## BEGIN

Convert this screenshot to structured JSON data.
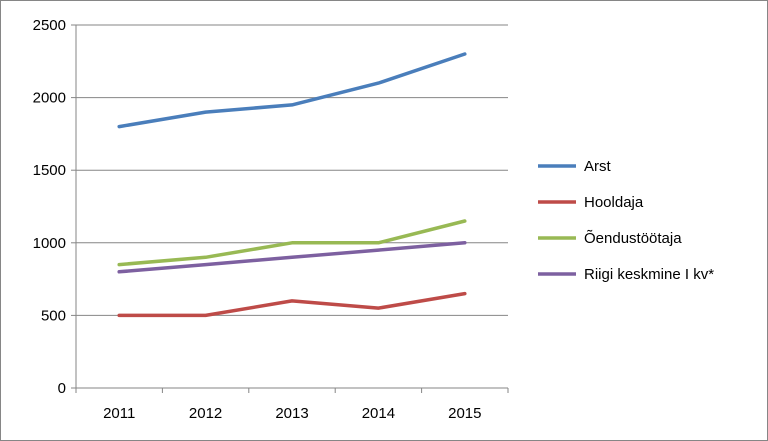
{
  "chart_data": {
    "type": "line",
    "title": "",
    "xlabel": "",
    "ylabel": "",
    "categories": [
      "2011",
      "2012",
      "2013",
      "2014",
      "2015"
    ],
    "ylim": [
      0,
      2500
    ],
    "yticks": [
      0,
      500,
      1000,
      1500,
      2000,
      2500
    ],
    "grid": true,
    "legend_position": "right",
    "series": [
      {
        "name": "Arst",
        "color": "#4a7ebb",
        "values": [
          1800,
          1900,
          1950,
          2100,
          2300
        ]
      },
      {
        "name": "Hooldaja",
        "color": "#be4b48",
        "values": [
          500,
          500,
          600,
          550,
          650
        ]
      },
      {
        "name": "Õendustöötaja",
        "color": "#98b954",
        "values": [
          850,
          900,
          1000,
          1000,
          1150
        ]
      },
      {
        "name": "Riigi keskmine I kv*",
        "color": "#7d60a0",
        "values": [
          800,
          850,
          900,
          950,
          1000
        ]
      }
    ]
  }
}
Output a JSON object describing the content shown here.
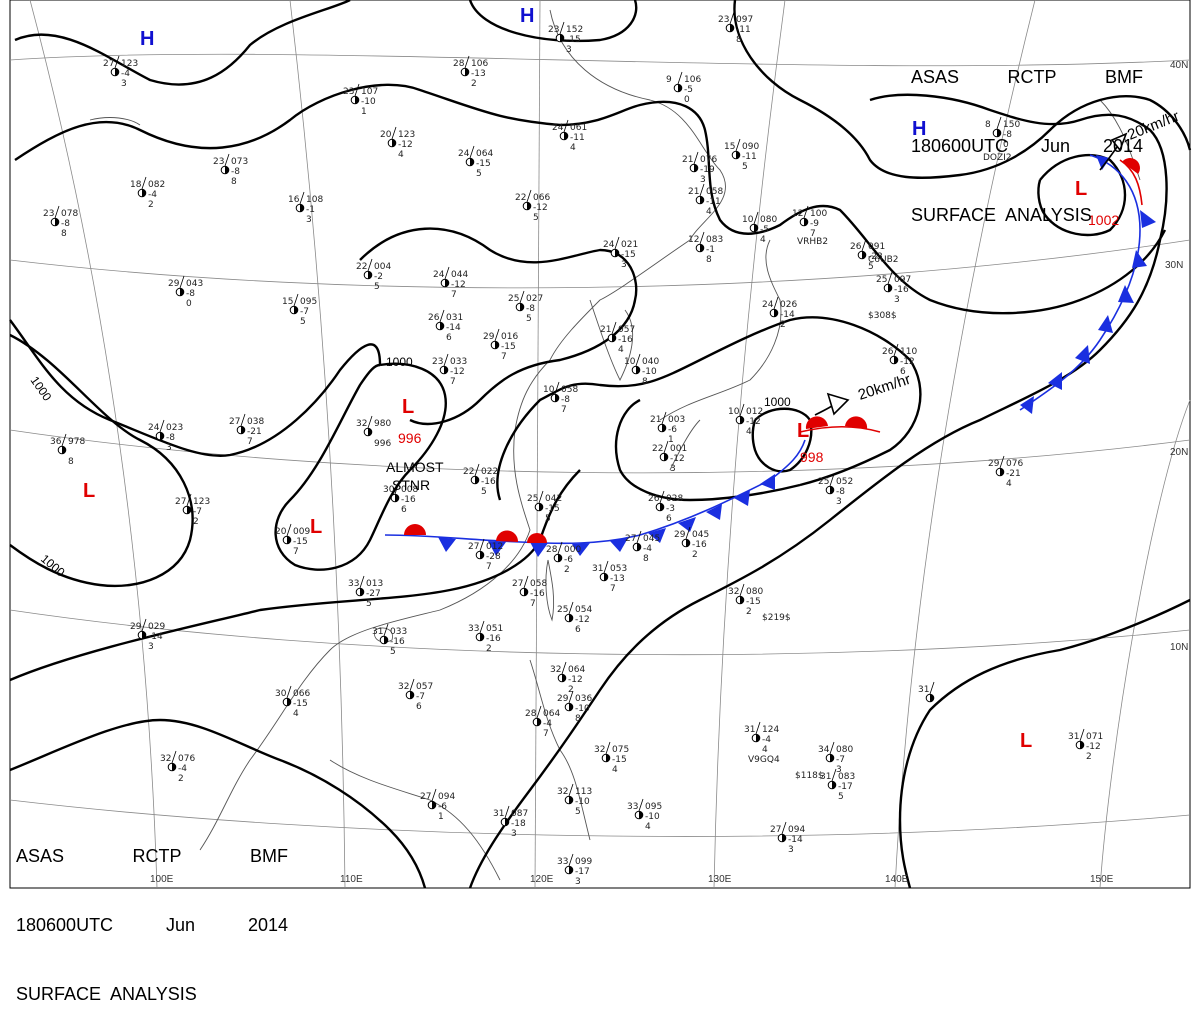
{
  "header": {
    "agency_line": [
      "ASAS",
      "RCTP",
      "BMF"
    ],
    "time_line": [
      "180600UTC",
      "Jun",
      "2014"
    ],
    "product": "SURFACE  ANALYSIS"
  },
  "footer": {
    "agency_line": [
      "ASAS",
      "RCTP",
      "BMF"
    ],
    "time_line": [
      "180600UTC",
      "Jun",
      "2014"
    ],
    "product": "SURFACE  ANALYSIS"
  },
  "colors": {
    "isobar": "#000000",
    "low": "#e00000",
    "high": "#1010d0",
    "cold_front": "#1a2fe0",
    "warm_front": "#e00000",
    "coast": "#555555",
    "grid": "#888888"
  },
  "longitude_labels": [
    "100E",
    "110E",
    "120E",
    "130E",
    "140E",
    "150E"
  ],
  "latitude_labels": [
    "40N",
    "30N",
    "20N",
    "10N"
  ],
  "pressure_centers": [
    {
      "type": "H",
      "value": ""
    },
    {
      "type": "H",
      "value": ""
    },
    {
      "type": "H",
      "value": ""
    },
    {
      "type": "L",
      "value": "1002"
    },
    {
      "type": "L",
      "value": "998"
    },
    {
      "type": "L",
      "value": "996"
    },
    {
      "type": "L",
      "value": ""
    },
    {
      "type": "L",
      "value": ""
    },
    {
      "type": "L",
      "value": ""
    }
  ],
  "isobar_labels": [
    "1000",
    "1000",
    "1000",
    "1000"
  ],
  "motion_labels": [
    "20km/hr",
    "20km/hr"
  ],
  "annotation": {
    "line1": "ALMOST",
    "line2": "STNR"
  },
  "stations": [
    {
      "t": "27",
      "p": "123",
      "d": "-4",
      "w": "3"
    },
    {
      "t": "28",
      "p": "106",
      "d": "-13",
      "w": "2"
    },
    {
      "t": "23",
      "p": "152",
      "d": "-15",
      "w": "3"
    },
    {
      "t": "23",
      "p": "097",
      "d": "-11",
      "w": "8"
    },
    {
      "t": "9",
      "p": "106",
      "d": "-5",
      "w": "0"
    },
    {
      "t": "23",
      "p": "107",
      "d": "-10",
      "w": "1"
    },
    {
      "t": "20",
      "p": "123",
      "d": "-12",
      "w": "4"
    },
    {
      "t": "24",
      "p": "061",
      "d": "-11",
      "w": "4"
    },
    {
      "t": "24",
      "p": "064",
      "d": "-15",
      "w": "5"
    },
    {
      "t": "21",
      "p": "076",
      "d": "-19",
      "w": "3"
    },
    {
      "t": "15",
      "p": "090",
      "d": "-11",
      "w": "5"
    },
    {
      "t": "8",
      "p": "150",
      "d": "-8",
      "w": "0"
    },
    {
      "t": "23",
      "p": "073",
      "d": "-8",
      "w": "8"
    },
    {
      "t": "18",
      "p": "082",
      "d": "-4",
      "w": "2"
    },
    {
      "t": "23",
      "p": "078",
      "d": "-8",
      "w": "8"
    },
    {
      "t": "16",
      "p": "108",
      "d": "-1",
      "w": "3"
    },
    {
      "t": "22",
      "p": "066",
      "d": "-12",
      "w": "5"
    },
    {
      "t": "21",
      "p": "058",
      "d": "-11",
      "w": "4"
    },
    {
      "t": "12",
      "p": "100",
      "d": "-9",
      "w": "7"
    },
    {
      "t": "12",
      "p": "083",
      "d": "-1",
      "w": "8"
    },
    {
      "t": "10",
      "p": "080",
      "d": "-5",
      "w": "4"
    },
    {
      "t": "22",
      "p": "004",
      "d": "-2",
      "w": "5"
    },
    {
      "t": "24",
      "p": "044",
      "d": "-12",
      "w": "7"
    },
    {
      "t": "24",
      "p": "021",
      "d": "-15",
      "w": "3"
    },
    {
      "t": "29",
      "p": "043",
      "d": "-8",
      "w": "0"
    },
    {
      "t": "15",
      "p": "095",
      "d": "-7",
      "w": "5"
    },
    {
      "t": "26",
      "p": "031",
      "d": "-14",
      "w": "6"
    },
    {
      "t": "25",
      "p": "027",
      "d": "-8",
      "w": "5"
    },
    {
      "t": "24",
      "p": "026",
      "d": "-14",
      "w": "2"
    },
    {
      "t": "26",
      "p": "091",
      "d": "-23",
      "w": "5"
    },
    {
      "t": "25",
      "p": "097",
      "d": "-16",
      "w": "3"
    },
    {
      "t": "29",
      "p": "016",
      "d": "-15",
      "w": "7"
    },
    {
      "t": "21",
      "p": "057",
      "d": "-16",
      "w": "4"
    },
    {
      "t": "10",
      "p": "040",
      "d": "-10",
      "w": "8"
    },
    {
      "t": "23",
      "p": "033",
      "d": "-12",
      "w": "7"
    },
    {
      "t": "10",
      "p": "058",
      "d": "-8",
      "w": "7"
    },
    {
      "t": "26",
      "p": "110",
      "d": "-12",
      "w": "6"
    },
    {
      "t": "32",
      "p": "980",
      "d": "",
      "w": "996"
    },
    {
      "t": "27",
      "p": "038",
      "d": "-21",
      "w": "7"
    },
    {
      "t": "24",
      "p": "023",
      "d": "-8",
      "w": "3"
    },
    {
      "t": "36",
      "p": "978",
      "d": "",
      "w": "8"
    },
    {
      "t": "21",
      "p": "003",
      "d": "-6",
      "w": "1"
    },
    {
      "t": "22",
      "p": "001",
      "d": "-12",
      "w": "3"
    },
    {
      "t": "10",
      "p": "012",
      "d": "-12",
      "w": "4"
    },
    {
      "t": "22",
      "p": "022",
      "d": "-16",
      "w": "5"
    },
    {
      "t": "27",
      "p": "123",
      "d": "-7",
      "w": "2"
    },
    {
      "t": "29",
      "p": "076",
      "d": "-21",
      "w": "4"
    },
    {
      "t": "25",
      "p": "052",
      "d": "-8",
      "w": "3"
    },
    {
      "t": "30",
      "p": "008",
      "d": "-16",
      "w": "6"
    },
    {
      "t": "25",
      "p": "042",
      "d": "-15",
      "w": "5"
    },
    {
      "t": "26",
      "p": "028",
      "d": "-3",
      "w": "6"
    },
    {
      "t": "20",
      "p": "009",
      "d": "-15",
      "w": "7"
    },
    {
      "t": "27",
      "p": "012",
      "d": "-28",
      "w": "7"
    },
    {
      "t": "28",
      "p": "000",
      "d": "-6",
      "w": "2"
    },
    {
      "t": "27",
      "p": "045",
      "d": "-4",
      "w": "8"
    },
    {
      "t": "29",
      "p": "045",
      "d": "-16",
      "w": "2"
    },
    {
      "t": "33",
      "p": "013",
      "d": "-27",
      "w": "5"
    },
    {
      "t": "31",
      "p": "053",
      "d": "-13",
      "w": "7"
    },
    {
      "t": "27",
      "p": "058",
      "d": "-16",
      "w": "7"
    },
    {
      "t": "32",
      "p": "080",
      "d": "-15",
      "w": "2"
    },
    {
      "t": "25",
      "p": "054",
      "d": "-12",
      "w": "6"
    },
    {
      "t": "33",
      "p": "051",
      "d": "-16",
      "w": "2"
    },
    {
      "t": "31",
      "p": "033",
      "d": "-16",
      "w": "5"
    },
    {
      "t": "29",
      "p": "029",
      "d": "-14",
      "w": "3"
    },
    {
      "t": "32",
      "p": "057",
      "d": "-7",
      "w": "6"
    },
    {
      "t": "30",
      "p": "066",
      "d": "-15",
      "w": "4"
    },
    {
      "t": "32",
      "p": "064",
      "d": "-12",
      "w": "2"
    },
    {
      "t": "29",
      "p": "036",
      "d": "-10",
      "w": "8"
    },
    {
      "t": "28",
      "p": "064",
      "d": "-4",
      "w": "7"
    },
    {
      "t": "32",
      "p": "075",
      "d": "-15",
      "w": "4"
    },
    {
      "t": "31",
      "p": "124",
      "d": "-4",
      "w": "4"
    },
    {
      "t": "34",
      "p": "080",
      "d": "-7",
      "w": "3"
    },
    {
      "t": "31",
      "p": "071",
      "d": "-12",
      "w": "2"
    },
    {
      "t": "31",
      "p": "083",
      "d": "-17",
      "w": "5"
    },
    {
      "t": "32",
      "p": "076",
      "d": "-4",
      "w": "2"
    },
    {
      "t": "27",
      "p": "094",
      "d": "-6",
      "w": "1"
    },
    {
      "t": "31",
      "p": "087",
      "d": "-18",
      "w": "3"
    },
    {
      "t": "32",
      "p": "113",
      "d": "-10",
      "w": "5"
    },
    {
      "t": "33",
      "p": "095",
      "d": "-10",
      "w": "4"
    },
    {
      "t": "27",
      "p": "094",
      "d": "-14",
      "w": "3"
    },
    {
      "t": "33",
      "p": "099",
      "d": "-17",
      "w": "3"
    },
    {
      "t": "31",
      "p": "",
      "d": "",
      "w": ""
    }
  ],
  "ship_ids": [
    "$308$",
    "$219$",
    "$118$",
    "C6UB2",
    "VRHB2",
    "DOZI2",
    "V9GQ4"
  ]
}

## END

PROMPT: Using the records above, copy each line that contains "JSON".

RESPONSE TO THE EXERCISE:
Convert this screenshot to structured JSON data.
Output a JSON object describing the content shown here.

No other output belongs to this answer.